◆ **Task requirements**
The records below must be duplicated exactly, character for character.

◆ **Data for processing**
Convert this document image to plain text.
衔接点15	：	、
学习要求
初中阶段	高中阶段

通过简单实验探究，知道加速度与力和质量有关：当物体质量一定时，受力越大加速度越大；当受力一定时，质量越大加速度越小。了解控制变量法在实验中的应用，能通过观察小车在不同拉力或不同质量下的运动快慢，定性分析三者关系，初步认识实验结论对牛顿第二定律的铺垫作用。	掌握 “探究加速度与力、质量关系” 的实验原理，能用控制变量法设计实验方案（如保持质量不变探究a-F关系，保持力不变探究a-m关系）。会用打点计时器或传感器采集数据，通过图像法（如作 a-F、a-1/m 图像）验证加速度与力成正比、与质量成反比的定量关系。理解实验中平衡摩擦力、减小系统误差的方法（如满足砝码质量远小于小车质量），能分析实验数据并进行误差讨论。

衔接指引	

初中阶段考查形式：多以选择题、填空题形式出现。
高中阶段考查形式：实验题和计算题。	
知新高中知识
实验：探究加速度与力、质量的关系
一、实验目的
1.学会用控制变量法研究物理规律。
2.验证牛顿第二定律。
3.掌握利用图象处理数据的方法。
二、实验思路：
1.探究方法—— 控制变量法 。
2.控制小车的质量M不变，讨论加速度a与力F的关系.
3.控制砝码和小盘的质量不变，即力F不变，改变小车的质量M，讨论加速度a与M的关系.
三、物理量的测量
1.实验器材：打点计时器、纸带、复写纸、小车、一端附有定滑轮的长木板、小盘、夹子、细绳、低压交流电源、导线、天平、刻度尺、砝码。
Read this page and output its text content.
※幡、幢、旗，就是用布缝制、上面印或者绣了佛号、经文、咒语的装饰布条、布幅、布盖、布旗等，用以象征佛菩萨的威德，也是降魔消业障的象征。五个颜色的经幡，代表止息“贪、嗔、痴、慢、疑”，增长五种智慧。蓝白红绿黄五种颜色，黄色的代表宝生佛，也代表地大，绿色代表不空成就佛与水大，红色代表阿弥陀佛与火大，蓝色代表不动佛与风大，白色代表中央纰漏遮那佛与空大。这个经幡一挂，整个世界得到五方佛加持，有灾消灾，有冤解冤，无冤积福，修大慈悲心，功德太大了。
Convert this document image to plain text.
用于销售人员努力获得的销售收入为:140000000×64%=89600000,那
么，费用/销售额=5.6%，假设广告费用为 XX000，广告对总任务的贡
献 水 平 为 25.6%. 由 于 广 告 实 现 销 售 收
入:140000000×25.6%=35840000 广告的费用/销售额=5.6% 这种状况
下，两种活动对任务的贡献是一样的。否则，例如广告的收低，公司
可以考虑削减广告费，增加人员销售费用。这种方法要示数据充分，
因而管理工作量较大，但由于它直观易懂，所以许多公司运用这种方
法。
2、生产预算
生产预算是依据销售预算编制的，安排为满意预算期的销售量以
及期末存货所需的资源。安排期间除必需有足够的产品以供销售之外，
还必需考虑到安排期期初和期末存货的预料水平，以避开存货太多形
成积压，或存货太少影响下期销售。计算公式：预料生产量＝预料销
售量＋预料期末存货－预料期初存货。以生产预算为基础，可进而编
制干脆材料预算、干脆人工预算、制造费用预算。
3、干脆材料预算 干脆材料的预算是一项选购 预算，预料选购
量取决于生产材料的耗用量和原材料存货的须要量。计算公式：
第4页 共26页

◆ **Full response**
Convert this document image to plain text.
衔接点15	：	、
学习要求
初中阶段	高中阶段

通过简单实验探究，知道加速度与力和质量有关：当物体质量一定时，受力越大加速度越大；当受力一定时，质量越大加速度越小。了解控制变量法在实验中的应用，能通过观察小车在不同拉力或不同质量下的运动快慢，定性分析三者关系，初步认识实验结论对牛顿第二定律的铺垫作用。	掌握 “探究加速度与力、质量关系” 的实验原理，能用控制变量法设计实验方案（如保持质量不变探究a-F关系，保持力不变探究a-m关系）。会用打点计时器或传感器采集数据，通过图像法（如作 a-F、a-1/m 图像）验证加速度与力成正比、与质量成反比的定量关系。理解实验中平衡摩擦力、减小系统误差的方法（如满足砝码质量远小于小车质量），能分析实验数据并进行误差讨论。

衔接指引	

初中阶段考查形式：多以选择题、填空题形式出现。
高中阶段考查形式：实验题和计算题。	
知新高中知识
实验：探究加速度与力、质量的关系
一、实验目的
1.学会用控制变量法研究物理规律。
2.验证牛顿第二定律。
3.掌握利用图象处理数据的方法。
二、实验思路：
1.探究方法—— 控制变量法 。
2.控制小车的质量M不变，讨论加速度a与力F的关系.
3.控制砝码和小盘的质量不变，即力F不变，改变小车的质量M，讨论加速度a与M的关系.
三、物理量的测量
1.实验器材：打点计时器、纸带、复写纸、小车、一端附有定滑轮的长木板、小盘、夹子、细绳、低压交流电源、导线、天平、刻度尺、砝码。
Read this page and output its text content.
※幡、幢、旗，就是用布缝制、上面印或者绣了佛号、经文、咒语的装饰布条、布幅、布盖、布旗等，用以象征佛菩萨的威德，也是降魔消业障的象征。五个颜色的经幡，代表止息“贪、嗔、痴、慢、疑”，增长五种智慧。蓝白红绿黄五种颜色，黄色的代表宝生佛，也代表地大，绿色代表不空成就佛与水大，红色代表阿弥陀佛与火大，蓝色代表不动佛与风大，白色代表中央纰漏遮那佛与空大。这个经幡一挂，整个世界得到五方佛加持，有灾消灾，有冤解冤，无冤积福，修大慈悲心，功德太大了。
Convert this document image to plain text.
用于销售人员努力获得的销售收入为:140000000×64%=89600000,那
么，费用/销售额=5.6%，假设广告费用为 XX000，广告对总任务的贡
献 水 平 为 25.6%. 由 于 广 告 实 现 销 售 收
入:140000000×25.6%=35840000 广告的费用/销售额=5.6% 这种状况
下，两种活动对任务的贡献是一样的。否则，例如广告的收低，公司
可以考虑削减广告费，增加人员销售费用。这种方法要示数据充分，
因而管理工作量较大，但由于它直观易懂，所以许多公司运用这种方
法。
2、生产预算
生产预算是依据销售预算编制的，安排为满意预算期的销售量以
及期末存货所需的资源。安排期间除必需有足够的产品以供销售之外，
还必需考虑到安排期期初和期末存货的预料水平，以避开存货太多形
成积压，或存货太少影响下期销售。计算公式：预料生产量＝预料销
售量＋预料期末存货－预料期初存货。以生产预算为基础，可进而编
制干脆材料预算、干脆人工预算、制造费用预算。
3、干脆材料预算 干脆材料的预算是一项选购 预算，预料选购
量取决于生产材料的耗用量和原材料存货的须要量。计算公式：
第4页 共26页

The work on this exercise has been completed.